++++ Record extracts ++++
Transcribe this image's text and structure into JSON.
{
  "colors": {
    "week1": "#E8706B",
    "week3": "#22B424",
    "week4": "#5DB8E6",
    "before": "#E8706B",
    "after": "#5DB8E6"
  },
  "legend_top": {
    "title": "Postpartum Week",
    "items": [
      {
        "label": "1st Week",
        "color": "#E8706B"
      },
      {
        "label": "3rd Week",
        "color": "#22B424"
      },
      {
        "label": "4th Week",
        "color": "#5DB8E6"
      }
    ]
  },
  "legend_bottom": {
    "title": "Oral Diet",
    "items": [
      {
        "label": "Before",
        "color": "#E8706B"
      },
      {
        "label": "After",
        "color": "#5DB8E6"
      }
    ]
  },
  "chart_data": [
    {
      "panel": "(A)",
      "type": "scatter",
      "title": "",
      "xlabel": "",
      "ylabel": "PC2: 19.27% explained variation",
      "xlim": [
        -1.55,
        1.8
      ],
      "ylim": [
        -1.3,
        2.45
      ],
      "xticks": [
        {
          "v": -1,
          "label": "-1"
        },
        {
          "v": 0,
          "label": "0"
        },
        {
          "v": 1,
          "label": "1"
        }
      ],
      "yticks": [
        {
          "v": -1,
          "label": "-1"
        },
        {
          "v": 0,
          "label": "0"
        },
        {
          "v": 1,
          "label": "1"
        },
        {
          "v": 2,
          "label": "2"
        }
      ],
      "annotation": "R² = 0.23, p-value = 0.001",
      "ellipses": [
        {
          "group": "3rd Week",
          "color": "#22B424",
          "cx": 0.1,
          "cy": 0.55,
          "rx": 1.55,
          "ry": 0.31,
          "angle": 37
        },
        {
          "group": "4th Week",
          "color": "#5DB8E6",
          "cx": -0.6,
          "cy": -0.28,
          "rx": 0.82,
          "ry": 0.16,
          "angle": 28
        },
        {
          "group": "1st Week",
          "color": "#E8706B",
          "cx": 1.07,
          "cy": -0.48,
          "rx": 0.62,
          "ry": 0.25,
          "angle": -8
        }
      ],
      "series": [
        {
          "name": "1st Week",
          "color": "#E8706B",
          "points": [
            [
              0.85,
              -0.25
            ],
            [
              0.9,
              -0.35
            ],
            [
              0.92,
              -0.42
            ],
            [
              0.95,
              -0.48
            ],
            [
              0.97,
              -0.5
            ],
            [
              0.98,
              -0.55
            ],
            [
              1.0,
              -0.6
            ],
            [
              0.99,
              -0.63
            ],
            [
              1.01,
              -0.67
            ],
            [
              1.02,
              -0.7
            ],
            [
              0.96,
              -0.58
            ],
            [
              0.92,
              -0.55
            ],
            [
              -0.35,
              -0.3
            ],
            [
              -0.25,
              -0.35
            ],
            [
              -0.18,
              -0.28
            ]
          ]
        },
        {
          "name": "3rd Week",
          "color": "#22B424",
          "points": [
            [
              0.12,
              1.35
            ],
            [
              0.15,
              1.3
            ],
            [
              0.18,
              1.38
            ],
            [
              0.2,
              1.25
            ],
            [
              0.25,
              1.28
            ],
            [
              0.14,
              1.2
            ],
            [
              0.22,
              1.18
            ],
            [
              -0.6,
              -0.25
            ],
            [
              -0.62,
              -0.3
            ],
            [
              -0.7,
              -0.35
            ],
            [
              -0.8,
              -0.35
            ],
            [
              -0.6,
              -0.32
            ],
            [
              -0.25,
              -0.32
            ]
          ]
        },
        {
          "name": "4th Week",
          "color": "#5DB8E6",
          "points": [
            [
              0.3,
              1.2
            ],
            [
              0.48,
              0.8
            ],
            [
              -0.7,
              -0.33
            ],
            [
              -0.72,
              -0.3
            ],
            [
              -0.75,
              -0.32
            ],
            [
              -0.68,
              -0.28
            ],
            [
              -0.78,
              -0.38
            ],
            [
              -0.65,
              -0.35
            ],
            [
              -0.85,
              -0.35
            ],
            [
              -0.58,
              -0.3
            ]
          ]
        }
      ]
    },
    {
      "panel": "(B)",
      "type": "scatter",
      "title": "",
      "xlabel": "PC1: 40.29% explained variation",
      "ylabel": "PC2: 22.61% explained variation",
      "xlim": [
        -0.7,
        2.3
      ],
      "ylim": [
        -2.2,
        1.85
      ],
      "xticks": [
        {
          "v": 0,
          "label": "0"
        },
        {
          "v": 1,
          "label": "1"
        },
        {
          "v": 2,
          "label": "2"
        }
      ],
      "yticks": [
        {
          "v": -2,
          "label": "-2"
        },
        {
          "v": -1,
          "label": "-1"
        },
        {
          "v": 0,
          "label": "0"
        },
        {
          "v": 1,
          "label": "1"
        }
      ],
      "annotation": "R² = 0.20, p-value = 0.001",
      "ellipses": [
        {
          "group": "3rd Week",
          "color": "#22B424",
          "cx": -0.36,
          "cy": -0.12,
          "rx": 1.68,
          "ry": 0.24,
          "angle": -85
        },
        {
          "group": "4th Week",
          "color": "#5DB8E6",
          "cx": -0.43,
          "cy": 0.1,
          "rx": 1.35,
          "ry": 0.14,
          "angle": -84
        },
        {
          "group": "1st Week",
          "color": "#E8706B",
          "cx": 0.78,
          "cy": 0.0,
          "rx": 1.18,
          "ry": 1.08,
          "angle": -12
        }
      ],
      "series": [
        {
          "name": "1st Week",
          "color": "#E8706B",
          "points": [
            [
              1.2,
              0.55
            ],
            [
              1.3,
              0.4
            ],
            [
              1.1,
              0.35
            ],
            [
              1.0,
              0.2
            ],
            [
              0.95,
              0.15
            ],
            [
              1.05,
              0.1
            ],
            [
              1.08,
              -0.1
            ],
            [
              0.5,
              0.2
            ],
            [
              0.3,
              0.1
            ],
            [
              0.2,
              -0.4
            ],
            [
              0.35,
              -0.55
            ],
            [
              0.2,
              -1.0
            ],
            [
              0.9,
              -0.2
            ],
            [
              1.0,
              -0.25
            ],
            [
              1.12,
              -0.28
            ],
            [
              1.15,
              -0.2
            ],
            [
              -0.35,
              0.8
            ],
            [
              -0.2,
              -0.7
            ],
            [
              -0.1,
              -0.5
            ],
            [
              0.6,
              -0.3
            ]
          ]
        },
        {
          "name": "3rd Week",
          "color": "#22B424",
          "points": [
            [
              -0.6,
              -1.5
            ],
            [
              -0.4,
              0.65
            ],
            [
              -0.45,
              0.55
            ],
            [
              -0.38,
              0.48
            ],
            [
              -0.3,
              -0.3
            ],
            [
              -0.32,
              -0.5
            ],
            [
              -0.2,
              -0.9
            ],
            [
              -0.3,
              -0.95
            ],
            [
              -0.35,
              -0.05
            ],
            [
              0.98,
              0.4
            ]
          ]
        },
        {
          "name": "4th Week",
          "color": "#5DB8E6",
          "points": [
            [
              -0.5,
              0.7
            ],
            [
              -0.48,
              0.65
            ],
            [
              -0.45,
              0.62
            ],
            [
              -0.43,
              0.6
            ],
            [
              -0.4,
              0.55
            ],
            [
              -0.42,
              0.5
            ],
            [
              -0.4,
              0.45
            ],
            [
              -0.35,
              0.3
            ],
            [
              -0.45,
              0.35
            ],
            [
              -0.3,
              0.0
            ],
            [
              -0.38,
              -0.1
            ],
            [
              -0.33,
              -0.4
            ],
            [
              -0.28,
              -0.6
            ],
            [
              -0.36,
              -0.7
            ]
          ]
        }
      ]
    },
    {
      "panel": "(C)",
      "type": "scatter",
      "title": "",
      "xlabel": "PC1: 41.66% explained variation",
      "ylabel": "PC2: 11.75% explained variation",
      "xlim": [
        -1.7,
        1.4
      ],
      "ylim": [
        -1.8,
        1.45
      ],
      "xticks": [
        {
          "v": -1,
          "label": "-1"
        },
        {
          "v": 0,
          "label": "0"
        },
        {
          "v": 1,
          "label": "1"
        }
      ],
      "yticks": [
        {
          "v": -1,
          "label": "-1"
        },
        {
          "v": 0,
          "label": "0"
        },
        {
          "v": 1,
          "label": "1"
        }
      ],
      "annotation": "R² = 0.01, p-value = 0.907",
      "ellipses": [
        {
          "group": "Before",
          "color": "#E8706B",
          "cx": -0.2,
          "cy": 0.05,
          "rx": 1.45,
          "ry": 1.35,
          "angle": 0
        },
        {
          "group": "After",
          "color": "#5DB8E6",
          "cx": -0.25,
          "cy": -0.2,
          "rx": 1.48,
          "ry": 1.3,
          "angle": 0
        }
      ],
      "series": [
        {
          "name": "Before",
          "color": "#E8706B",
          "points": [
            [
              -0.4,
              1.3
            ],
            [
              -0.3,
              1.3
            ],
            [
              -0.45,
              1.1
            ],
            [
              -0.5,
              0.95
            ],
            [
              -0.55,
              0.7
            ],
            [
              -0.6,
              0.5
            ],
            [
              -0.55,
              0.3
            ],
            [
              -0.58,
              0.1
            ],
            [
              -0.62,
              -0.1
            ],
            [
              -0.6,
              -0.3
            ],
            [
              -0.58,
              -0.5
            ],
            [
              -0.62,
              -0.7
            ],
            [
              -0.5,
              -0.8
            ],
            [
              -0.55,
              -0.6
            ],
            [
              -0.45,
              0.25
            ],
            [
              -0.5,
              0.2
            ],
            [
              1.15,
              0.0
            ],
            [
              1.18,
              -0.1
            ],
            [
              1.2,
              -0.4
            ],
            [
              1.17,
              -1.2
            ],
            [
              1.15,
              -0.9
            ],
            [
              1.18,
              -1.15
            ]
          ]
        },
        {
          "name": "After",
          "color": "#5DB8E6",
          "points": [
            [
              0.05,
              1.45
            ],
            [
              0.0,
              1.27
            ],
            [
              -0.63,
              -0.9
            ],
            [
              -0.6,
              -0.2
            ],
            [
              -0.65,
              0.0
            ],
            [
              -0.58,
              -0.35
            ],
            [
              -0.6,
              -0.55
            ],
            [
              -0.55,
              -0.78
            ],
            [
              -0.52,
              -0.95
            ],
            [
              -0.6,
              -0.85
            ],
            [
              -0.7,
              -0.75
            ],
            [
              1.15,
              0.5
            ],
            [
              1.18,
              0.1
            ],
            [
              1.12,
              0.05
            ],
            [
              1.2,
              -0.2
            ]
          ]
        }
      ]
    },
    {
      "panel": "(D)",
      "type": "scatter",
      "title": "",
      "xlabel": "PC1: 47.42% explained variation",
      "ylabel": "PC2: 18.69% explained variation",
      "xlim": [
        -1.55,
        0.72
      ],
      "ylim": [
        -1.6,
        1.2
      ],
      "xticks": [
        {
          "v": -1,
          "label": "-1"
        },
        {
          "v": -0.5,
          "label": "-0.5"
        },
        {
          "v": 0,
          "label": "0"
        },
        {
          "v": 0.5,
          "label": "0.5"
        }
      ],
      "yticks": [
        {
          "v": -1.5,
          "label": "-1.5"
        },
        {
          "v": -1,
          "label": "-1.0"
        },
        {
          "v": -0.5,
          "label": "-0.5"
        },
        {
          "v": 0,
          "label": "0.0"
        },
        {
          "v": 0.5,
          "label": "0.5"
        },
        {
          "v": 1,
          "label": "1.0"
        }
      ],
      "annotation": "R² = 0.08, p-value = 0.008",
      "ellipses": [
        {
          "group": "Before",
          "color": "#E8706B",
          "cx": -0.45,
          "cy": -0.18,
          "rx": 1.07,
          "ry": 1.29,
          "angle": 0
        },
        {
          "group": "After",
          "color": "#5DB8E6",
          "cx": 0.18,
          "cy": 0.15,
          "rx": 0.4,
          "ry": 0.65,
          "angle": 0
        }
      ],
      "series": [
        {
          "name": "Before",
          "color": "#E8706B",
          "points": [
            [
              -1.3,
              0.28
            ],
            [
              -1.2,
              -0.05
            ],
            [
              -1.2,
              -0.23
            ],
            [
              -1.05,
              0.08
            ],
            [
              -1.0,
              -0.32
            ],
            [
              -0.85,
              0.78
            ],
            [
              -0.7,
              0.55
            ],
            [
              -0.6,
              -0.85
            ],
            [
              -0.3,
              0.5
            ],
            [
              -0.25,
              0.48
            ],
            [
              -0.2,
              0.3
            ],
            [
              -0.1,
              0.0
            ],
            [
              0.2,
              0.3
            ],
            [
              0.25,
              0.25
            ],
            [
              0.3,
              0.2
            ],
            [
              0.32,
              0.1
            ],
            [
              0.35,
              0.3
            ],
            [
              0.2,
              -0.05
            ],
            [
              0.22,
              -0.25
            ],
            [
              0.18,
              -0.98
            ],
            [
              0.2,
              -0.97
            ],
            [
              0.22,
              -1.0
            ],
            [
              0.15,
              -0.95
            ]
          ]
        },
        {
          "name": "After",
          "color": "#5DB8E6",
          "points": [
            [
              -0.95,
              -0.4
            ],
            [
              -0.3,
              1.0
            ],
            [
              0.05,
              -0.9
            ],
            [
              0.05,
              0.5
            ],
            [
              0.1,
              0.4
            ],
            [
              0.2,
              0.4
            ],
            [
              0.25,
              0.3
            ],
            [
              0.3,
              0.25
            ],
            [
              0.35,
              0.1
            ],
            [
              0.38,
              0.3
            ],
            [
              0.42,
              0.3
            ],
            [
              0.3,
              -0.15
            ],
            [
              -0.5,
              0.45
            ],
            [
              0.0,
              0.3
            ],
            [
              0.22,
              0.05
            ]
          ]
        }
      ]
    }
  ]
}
++++
- Requirement:
Locate the word "value" in the records above, and return each line that has it.

- The solution:
      "annotation": "R² = 0.23, p-value = 0.001",
      "annotation": "R² = 0.20, p-value = 0.001",
      "annotation": "R² = 0.01, p-value = 0.907",
      "annotation": "R² = 0.08, p-value = 0.008",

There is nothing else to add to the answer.